任务要求> 将记录中从开头一直到包含“emoji-sticker-icon[interactable] xyxy=(631,965,653,992)”的那一行（首尾两端均包括在内）的各行放入 Markdown 表格，仅处理这些行。表格设“序号”与“行文本”两列，分别填写行号和该行文字，空行略去不计。

数据集摘录:
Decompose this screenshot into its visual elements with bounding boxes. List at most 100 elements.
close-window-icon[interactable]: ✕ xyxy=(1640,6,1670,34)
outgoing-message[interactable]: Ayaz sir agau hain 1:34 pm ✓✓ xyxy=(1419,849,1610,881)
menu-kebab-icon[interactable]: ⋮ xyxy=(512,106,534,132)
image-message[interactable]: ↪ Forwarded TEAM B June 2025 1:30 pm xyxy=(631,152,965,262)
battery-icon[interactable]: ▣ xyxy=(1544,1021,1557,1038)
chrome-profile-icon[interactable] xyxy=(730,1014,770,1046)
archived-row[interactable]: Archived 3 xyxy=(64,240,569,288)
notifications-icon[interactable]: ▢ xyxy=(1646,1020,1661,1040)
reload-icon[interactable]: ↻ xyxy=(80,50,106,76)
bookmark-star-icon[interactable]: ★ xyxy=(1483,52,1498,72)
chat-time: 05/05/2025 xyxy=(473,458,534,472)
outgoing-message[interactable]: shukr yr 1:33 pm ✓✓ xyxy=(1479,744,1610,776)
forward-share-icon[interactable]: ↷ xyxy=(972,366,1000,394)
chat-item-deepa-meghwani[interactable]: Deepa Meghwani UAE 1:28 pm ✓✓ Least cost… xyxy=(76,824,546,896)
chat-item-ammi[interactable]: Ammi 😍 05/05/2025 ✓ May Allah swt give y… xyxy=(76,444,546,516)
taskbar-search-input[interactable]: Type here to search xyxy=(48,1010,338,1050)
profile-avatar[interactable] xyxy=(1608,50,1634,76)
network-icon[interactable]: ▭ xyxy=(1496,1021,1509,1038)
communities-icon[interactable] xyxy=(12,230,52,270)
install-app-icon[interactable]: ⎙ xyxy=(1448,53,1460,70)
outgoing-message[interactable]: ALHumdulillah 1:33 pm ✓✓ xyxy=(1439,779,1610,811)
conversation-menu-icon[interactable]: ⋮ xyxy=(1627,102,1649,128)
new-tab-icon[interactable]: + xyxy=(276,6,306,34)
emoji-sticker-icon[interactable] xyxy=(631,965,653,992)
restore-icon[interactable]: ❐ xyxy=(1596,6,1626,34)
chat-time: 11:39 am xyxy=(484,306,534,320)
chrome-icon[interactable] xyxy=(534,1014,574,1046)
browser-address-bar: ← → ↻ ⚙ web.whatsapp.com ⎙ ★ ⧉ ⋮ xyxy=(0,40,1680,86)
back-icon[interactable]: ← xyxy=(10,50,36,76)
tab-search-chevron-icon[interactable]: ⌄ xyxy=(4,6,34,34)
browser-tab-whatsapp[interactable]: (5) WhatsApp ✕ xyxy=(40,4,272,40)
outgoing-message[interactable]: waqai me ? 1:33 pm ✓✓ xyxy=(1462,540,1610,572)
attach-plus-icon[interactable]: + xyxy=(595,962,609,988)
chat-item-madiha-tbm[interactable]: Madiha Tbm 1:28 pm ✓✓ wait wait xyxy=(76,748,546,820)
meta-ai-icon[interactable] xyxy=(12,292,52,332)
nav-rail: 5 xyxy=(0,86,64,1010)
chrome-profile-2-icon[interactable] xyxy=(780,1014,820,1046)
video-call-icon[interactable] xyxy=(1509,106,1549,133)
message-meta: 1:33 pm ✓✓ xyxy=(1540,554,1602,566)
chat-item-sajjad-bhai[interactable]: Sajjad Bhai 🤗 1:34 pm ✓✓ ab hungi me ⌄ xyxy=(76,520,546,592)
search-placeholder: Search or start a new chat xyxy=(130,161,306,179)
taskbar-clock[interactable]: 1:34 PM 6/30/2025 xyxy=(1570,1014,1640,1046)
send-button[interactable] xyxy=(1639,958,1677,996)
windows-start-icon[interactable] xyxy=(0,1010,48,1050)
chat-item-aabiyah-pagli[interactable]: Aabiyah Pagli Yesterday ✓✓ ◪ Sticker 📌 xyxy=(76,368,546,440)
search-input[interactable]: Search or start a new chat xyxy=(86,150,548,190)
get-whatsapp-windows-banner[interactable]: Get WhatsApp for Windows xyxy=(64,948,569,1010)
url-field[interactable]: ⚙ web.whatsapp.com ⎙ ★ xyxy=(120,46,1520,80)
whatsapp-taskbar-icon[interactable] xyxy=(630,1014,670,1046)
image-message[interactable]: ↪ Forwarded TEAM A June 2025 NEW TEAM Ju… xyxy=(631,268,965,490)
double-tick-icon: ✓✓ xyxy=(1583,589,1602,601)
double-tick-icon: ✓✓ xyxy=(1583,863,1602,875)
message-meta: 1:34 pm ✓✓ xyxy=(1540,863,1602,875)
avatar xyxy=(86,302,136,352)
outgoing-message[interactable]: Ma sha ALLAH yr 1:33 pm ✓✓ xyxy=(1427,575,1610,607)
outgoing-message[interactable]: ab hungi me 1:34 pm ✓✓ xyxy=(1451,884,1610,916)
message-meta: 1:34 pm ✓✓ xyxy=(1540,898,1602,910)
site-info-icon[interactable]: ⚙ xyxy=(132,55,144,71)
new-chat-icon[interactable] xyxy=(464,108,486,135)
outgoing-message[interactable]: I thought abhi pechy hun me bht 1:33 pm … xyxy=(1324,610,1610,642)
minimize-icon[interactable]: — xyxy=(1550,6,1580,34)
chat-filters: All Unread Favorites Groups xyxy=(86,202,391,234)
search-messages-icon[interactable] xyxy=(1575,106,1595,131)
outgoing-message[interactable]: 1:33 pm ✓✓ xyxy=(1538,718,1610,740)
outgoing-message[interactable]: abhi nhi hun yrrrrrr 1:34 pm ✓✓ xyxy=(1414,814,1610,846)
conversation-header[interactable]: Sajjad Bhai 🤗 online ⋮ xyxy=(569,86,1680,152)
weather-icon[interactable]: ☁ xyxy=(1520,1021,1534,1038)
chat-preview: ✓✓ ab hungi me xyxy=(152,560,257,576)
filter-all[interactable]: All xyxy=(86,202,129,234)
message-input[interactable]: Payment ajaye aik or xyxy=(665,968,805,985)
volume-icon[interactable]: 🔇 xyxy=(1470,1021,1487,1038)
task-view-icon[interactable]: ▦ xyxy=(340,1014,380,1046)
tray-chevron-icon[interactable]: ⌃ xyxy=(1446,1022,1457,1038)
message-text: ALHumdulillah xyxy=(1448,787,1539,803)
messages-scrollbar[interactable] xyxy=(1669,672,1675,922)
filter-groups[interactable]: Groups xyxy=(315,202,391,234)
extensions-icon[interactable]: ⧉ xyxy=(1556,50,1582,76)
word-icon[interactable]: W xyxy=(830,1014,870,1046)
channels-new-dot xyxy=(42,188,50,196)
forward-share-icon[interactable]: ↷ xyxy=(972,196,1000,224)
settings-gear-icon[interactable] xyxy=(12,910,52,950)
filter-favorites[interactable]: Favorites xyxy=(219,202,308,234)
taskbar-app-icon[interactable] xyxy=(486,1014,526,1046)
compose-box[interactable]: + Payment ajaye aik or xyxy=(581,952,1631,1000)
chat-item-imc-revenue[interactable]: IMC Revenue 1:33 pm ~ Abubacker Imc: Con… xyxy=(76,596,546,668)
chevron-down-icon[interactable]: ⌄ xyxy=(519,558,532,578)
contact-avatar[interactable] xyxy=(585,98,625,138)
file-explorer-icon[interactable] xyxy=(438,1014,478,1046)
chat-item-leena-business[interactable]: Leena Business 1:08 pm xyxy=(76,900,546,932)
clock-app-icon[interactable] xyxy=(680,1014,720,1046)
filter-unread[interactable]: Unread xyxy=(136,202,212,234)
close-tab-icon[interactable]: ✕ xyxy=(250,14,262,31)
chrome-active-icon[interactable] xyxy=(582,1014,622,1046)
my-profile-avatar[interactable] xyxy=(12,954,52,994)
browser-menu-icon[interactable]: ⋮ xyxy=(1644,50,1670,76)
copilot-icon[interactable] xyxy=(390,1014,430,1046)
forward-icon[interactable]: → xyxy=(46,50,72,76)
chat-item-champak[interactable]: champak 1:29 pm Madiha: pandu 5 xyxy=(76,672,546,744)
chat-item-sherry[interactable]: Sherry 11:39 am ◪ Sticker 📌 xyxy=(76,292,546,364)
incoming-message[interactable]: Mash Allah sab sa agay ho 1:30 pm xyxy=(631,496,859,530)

完成结果>
| 序号 | 行文本 |
|---|---|
| 1 | Decompose this screenshot into its visual elements with bounding boxes. List at most 100 elements. |
| 2 | close-window-icon[interactable]: ✕ xyxy=(1640,6,1670,34) |
| 3 | outgoing-message[interactable]: Ayaz sir agau hain 1:34 pm ✓✓ xyxy=(1419,849,1610,881) |
| 4 | menu-kebab-icon[interactable]: ⋮ xyxy=(512,106,534,132) |
| 5 | image-message[interactable]: ↪ Forwarded TEAM B June 2025 1:30 pm xyxy=(631,152,965,262) |
| 6 | battery-icon[interactable]: ▣ xyxy=(1544,1021,1557,1038) |
| 7 | chrome-profile-icon[interactable] xyxy=(730,1014,770,1046) |
| 8 | archived-row[interactable]: Archived 3 xyxy=(64,240,569,288) |
| 9 | notifications-icon[interactable]: ▢ xyxy=(1646,1020,1661,1040) |
| 10 | reload-icon[interactable]: ↻ xyxy=(80,50,106,76) |
| 11 | bookmark-star-icon[interactable]: ★ xyxy=(1483,52,1498,72) |
| 12 | chat-time: 05/05/2025 xyxy=(473,458,534,472) |
| 13 | outgoing-message[interactable]: shukr yr 1:33 pm ✓✓ xyxy=(1479,744,1610,776) |
| 14 | forward-share-icon[interactable]: ↷ xyxy=(972,366,1000,394) |
| 15 | chat-item-deepa-meghwani[interactable]: Deepa Meghwani UAE 1:28 pm ✓✓ Least cost… xyxy=(76,824,546,896) |
| 16 | chat-item-ammi[interactable]: Ammi 😍 05/05/2025 ✓ May Allah swt give y… xyxy=(76,444,546,516) |
| 17 | taskbar-search-input[interactable]: Type here to search xyxy=(48,1010,338,1050) |
| 18 | profile-avatar[interactable] xyxy=(1608,50,1634,76) |
| 19 | network-icon[interactable]: ▭ xyxy=(1496,1021,1509,1038) |
| 20 | communities-icon[interactable] xyxy=(12,230,52,270) |
| 21 | install-app-icon[interactable]: ⎙ xyxy=(1448,53,1460,70) |
| 22 | outgoing-message[interactable]: ALHumdulillah 1:33 pm ✓✓ xyxy=(1439,779,1610,811) |
| 23 | conversation-menu-icon[interactable]: ⋮ xyxy=(1627,102,1649,128) |
| 24 | new-tab-icon[interactable]: + xyxy=(276,6,306,34) |
| 25 | emoji-sticker-icon[interactable] xyxy=(631,965,653,992) |